# Your objective
Filter the data below for the string "title" and copy each matching line.
________________________________________
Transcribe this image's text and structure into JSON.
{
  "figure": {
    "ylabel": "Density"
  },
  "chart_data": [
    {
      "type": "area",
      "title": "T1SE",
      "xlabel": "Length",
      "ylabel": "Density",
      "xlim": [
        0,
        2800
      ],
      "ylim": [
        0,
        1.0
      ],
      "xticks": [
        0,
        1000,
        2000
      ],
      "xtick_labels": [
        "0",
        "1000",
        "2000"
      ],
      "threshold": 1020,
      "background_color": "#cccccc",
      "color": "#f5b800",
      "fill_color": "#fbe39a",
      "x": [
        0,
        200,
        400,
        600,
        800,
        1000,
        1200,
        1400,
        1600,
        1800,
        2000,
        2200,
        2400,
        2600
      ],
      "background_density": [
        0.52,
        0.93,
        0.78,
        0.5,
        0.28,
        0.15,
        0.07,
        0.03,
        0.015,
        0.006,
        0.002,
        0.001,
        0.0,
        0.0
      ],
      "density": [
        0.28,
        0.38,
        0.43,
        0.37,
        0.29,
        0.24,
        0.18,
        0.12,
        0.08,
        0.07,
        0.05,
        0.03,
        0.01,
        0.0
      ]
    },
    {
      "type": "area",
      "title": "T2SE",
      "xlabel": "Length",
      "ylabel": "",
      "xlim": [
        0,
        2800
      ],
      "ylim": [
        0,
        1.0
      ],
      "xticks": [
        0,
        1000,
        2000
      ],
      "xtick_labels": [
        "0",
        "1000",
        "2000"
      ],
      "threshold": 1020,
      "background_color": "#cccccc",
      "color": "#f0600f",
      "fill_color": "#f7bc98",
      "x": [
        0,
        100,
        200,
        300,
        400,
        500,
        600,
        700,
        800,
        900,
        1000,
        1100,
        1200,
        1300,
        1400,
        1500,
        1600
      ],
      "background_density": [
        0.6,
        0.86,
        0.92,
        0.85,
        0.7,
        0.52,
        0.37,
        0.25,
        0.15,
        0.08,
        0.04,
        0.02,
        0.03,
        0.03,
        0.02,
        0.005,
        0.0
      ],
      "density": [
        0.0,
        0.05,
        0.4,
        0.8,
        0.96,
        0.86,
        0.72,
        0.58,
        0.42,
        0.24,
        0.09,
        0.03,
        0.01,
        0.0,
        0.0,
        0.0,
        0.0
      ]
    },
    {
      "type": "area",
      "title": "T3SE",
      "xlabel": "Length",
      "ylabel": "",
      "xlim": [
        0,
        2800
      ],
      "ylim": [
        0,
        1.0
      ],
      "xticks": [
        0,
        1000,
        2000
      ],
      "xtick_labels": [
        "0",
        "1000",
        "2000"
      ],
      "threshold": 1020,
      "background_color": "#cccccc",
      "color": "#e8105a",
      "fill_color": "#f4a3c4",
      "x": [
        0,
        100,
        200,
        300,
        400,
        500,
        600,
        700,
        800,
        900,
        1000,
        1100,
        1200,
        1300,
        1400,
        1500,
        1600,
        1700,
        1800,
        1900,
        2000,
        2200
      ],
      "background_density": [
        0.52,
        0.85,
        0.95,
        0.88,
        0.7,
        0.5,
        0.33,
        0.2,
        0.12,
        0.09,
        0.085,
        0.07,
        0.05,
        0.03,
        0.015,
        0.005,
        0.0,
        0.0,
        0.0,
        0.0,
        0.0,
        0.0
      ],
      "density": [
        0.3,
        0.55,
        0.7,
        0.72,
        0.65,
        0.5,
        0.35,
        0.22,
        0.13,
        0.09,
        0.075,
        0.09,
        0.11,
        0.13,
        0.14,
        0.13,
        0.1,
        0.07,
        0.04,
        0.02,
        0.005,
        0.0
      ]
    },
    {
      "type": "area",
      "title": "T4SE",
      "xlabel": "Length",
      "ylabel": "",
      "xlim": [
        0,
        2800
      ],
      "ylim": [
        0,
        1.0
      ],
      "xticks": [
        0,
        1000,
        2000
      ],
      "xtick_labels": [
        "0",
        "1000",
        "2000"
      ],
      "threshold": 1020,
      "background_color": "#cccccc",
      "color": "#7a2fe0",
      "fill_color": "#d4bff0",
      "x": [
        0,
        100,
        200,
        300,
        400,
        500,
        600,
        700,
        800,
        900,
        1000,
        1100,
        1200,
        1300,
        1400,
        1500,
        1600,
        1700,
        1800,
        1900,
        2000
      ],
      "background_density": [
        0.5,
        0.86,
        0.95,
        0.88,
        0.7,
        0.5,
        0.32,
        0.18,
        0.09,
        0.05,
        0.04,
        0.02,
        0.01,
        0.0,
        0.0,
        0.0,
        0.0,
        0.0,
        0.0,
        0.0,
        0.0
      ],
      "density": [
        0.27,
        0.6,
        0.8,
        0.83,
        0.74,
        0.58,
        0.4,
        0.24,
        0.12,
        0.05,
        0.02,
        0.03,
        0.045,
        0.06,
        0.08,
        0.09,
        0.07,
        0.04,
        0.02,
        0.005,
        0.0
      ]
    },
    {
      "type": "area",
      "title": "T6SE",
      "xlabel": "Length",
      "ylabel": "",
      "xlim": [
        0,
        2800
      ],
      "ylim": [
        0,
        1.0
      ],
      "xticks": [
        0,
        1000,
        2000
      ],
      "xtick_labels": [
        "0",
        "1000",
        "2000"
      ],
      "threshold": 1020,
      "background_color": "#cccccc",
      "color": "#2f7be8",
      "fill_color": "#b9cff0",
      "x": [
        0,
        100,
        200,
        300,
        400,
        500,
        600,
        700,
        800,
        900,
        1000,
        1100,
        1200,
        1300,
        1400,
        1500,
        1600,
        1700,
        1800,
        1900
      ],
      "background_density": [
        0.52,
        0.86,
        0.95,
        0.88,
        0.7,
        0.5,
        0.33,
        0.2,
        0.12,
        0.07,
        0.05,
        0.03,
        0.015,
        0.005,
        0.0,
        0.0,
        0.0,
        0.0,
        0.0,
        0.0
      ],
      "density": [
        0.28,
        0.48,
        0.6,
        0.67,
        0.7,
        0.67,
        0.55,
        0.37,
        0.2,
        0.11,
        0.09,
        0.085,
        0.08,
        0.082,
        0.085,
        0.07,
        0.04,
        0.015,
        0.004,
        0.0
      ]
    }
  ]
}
________________________________________
# Solution to this task
      "title": "T1SE",
      "title": "T2SE",
      "title": "T3SE",
      "title": "T4SE",
      "title": "T6SE",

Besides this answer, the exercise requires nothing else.